◆ **DIRECTION**: Return the count of lines that hold the string "Solutions", with no other words.

%%

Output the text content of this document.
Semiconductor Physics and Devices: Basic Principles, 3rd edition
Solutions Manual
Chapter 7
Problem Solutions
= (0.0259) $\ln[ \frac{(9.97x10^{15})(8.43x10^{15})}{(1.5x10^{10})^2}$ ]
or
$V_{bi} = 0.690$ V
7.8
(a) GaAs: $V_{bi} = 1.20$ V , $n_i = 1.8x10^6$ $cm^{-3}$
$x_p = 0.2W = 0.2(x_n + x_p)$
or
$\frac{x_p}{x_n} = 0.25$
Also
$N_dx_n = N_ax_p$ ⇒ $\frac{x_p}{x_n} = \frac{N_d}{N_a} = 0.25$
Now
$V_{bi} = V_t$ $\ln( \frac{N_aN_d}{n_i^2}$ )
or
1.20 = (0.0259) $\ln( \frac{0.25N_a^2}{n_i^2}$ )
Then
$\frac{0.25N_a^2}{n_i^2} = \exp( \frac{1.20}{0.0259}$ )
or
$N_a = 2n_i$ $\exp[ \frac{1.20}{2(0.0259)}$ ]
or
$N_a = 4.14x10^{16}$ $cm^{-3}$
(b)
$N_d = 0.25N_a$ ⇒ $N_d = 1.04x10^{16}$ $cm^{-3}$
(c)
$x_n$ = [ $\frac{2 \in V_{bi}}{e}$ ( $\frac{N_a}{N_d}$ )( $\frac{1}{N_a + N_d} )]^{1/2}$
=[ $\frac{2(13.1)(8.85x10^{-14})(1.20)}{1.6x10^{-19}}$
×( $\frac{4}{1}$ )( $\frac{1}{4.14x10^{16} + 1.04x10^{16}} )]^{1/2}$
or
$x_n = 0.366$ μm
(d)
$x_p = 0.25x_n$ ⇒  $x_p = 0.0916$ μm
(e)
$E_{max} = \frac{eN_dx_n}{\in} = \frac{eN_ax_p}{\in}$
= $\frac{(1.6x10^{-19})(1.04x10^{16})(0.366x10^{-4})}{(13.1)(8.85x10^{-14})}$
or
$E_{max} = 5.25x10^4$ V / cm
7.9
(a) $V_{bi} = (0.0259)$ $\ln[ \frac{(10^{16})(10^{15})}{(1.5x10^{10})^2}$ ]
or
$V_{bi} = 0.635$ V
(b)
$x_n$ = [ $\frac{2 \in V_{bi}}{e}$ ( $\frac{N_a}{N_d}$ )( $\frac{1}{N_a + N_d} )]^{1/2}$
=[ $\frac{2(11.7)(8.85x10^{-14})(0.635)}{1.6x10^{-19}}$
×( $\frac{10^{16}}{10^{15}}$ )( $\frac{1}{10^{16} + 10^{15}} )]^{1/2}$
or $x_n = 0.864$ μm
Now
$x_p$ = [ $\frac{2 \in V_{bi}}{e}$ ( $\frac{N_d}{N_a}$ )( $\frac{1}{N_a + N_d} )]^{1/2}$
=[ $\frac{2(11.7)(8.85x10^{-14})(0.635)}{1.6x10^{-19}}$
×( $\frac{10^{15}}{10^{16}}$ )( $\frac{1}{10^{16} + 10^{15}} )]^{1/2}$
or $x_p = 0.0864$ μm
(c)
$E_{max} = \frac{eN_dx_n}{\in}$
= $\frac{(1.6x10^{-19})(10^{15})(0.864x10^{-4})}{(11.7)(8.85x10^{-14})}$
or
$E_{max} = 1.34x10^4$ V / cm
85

%%

◆ **THE COMPLETED TASK**: 2